PROBLEM DETAILS ->
Scan the data, and whenever a line contains "Error", copy it.

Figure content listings
================

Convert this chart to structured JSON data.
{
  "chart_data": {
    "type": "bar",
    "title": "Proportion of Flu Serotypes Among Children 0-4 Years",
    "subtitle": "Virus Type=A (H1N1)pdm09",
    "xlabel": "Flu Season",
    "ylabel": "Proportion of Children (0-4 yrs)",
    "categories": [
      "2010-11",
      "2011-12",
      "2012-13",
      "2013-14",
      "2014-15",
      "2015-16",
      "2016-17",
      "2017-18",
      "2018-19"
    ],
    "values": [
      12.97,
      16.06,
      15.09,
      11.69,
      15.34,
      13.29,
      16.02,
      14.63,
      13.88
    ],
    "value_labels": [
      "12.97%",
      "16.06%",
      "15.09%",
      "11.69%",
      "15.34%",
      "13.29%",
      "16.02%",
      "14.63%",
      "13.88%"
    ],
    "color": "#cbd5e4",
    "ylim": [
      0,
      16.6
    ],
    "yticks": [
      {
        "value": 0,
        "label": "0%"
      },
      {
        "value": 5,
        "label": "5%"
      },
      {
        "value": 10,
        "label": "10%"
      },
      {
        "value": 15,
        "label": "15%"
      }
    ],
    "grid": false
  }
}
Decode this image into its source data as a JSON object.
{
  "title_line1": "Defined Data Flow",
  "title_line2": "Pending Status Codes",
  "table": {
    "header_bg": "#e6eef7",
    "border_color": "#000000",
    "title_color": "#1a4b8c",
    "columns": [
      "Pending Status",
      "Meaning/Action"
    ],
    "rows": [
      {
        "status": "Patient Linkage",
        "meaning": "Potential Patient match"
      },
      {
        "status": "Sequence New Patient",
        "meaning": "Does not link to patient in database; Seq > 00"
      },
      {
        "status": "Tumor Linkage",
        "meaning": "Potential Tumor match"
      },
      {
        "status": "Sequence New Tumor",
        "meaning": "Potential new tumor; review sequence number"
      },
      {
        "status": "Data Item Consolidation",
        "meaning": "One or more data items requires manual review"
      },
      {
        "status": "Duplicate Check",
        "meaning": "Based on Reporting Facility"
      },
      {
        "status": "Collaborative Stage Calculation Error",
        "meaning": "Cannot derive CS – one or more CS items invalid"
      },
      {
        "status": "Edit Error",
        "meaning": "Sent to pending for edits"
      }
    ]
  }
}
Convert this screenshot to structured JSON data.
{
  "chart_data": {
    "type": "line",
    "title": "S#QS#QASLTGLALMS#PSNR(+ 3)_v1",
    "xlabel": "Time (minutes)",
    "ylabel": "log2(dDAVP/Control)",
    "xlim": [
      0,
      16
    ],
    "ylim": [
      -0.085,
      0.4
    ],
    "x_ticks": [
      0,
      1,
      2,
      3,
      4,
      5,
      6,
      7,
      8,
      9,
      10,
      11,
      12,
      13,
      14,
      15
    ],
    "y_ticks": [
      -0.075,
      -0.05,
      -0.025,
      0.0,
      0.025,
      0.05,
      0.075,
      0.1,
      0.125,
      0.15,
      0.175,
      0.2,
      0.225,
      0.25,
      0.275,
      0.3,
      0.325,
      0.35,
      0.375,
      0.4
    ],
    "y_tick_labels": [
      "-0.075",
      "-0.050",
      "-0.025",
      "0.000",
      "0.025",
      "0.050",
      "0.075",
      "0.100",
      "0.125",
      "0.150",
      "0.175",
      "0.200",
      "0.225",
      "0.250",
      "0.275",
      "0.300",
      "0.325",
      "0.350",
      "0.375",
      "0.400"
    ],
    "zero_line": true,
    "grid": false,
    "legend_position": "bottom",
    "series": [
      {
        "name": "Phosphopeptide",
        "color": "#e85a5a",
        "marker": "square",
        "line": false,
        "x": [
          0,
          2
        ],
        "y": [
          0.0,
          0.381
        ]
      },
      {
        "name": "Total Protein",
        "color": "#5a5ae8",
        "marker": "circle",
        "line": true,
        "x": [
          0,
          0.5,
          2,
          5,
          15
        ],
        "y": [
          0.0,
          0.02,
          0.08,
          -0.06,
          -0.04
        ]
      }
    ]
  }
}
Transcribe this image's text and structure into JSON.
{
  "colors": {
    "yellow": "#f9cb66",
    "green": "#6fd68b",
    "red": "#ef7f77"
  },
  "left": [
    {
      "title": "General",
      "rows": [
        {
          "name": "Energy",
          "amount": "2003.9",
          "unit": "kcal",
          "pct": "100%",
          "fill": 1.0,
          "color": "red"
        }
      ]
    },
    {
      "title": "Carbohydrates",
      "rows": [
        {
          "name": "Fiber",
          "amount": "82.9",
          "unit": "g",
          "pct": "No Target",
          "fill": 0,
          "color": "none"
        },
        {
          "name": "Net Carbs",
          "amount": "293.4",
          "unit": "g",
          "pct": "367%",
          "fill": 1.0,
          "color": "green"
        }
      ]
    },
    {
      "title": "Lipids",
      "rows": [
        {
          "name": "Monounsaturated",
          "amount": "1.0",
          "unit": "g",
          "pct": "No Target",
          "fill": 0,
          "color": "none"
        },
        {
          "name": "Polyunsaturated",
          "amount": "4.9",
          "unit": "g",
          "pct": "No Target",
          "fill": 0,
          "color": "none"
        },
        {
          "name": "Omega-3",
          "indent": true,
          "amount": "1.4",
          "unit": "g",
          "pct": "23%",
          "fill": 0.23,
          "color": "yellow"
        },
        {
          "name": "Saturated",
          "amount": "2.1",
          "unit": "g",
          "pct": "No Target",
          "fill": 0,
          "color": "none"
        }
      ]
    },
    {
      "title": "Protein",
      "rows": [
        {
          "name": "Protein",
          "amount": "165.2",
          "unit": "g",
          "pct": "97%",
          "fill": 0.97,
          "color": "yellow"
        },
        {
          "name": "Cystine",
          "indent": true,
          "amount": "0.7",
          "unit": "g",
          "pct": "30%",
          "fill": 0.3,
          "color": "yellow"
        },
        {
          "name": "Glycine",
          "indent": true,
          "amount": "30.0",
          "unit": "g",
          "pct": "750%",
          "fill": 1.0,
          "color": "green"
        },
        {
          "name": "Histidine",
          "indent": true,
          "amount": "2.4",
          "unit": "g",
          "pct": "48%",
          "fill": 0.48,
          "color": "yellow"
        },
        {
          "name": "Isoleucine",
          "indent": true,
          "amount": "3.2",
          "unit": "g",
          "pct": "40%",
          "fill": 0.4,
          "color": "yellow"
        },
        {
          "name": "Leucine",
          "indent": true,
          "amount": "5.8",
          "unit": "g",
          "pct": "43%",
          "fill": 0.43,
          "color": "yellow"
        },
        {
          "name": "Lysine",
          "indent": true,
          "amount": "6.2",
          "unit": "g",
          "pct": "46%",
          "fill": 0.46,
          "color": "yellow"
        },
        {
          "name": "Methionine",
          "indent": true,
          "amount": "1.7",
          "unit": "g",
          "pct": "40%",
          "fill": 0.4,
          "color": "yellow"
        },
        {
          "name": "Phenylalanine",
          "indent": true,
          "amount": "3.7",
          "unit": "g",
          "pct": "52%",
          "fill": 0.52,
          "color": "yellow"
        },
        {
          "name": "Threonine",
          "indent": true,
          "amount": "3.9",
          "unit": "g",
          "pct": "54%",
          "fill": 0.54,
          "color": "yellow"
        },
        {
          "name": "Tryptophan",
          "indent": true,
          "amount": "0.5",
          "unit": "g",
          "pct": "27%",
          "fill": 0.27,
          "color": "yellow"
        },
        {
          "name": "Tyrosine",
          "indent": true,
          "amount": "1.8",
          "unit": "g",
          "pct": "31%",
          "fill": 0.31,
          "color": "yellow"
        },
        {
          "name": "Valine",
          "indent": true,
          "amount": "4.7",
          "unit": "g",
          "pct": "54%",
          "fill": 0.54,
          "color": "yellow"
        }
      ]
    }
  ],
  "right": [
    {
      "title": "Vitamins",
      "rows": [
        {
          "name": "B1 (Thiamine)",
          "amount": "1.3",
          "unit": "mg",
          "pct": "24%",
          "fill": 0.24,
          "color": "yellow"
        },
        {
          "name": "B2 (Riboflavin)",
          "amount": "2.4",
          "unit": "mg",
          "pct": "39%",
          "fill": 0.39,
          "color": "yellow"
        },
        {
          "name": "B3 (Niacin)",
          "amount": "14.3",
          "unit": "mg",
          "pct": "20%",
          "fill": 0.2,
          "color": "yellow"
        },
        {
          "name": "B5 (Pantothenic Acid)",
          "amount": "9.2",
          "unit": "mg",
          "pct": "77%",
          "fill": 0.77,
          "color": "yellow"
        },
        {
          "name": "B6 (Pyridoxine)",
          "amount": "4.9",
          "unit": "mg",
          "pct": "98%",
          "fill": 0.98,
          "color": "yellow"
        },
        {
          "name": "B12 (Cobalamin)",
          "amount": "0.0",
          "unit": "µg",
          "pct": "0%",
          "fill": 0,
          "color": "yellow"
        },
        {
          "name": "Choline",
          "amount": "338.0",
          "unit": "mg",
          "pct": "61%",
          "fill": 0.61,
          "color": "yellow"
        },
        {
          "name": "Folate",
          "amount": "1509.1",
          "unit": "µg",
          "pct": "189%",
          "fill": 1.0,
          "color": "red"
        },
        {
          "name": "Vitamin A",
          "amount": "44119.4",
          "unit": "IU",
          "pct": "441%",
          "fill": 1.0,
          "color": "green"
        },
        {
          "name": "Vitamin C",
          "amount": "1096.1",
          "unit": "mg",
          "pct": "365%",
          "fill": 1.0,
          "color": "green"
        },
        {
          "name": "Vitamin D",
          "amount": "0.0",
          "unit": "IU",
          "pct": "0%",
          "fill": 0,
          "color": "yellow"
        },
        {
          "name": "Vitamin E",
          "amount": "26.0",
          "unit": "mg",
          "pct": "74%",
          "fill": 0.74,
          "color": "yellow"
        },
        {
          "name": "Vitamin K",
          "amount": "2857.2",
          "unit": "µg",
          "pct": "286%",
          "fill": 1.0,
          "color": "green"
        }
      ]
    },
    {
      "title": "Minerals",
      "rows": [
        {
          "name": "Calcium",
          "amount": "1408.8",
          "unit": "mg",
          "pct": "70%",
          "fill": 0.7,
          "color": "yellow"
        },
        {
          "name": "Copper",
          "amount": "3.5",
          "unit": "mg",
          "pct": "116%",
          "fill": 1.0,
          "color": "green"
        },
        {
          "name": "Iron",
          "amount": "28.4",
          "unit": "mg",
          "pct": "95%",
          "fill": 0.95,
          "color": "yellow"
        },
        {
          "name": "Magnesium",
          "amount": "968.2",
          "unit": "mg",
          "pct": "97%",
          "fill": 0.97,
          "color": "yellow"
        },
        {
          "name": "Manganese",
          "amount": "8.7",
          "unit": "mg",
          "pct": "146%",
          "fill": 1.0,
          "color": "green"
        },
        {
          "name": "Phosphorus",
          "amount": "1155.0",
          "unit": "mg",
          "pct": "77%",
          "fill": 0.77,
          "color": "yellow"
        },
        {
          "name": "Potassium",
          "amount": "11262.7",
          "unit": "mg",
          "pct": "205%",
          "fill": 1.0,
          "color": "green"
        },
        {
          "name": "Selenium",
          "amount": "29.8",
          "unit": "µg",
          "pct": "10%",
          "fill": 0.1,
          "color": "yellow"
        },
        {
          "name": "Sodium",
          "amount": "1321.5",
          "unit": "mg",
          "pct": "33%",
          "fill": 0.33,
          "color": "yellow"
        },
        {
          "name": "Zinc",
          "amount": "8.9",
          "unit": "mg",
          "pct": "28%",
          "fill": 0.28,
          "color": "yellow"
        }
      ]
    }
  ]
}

================

RESULT OF THE TASK ->
        "status": "Collaborative Stage Calculation Error",
        "status": "Edit Error",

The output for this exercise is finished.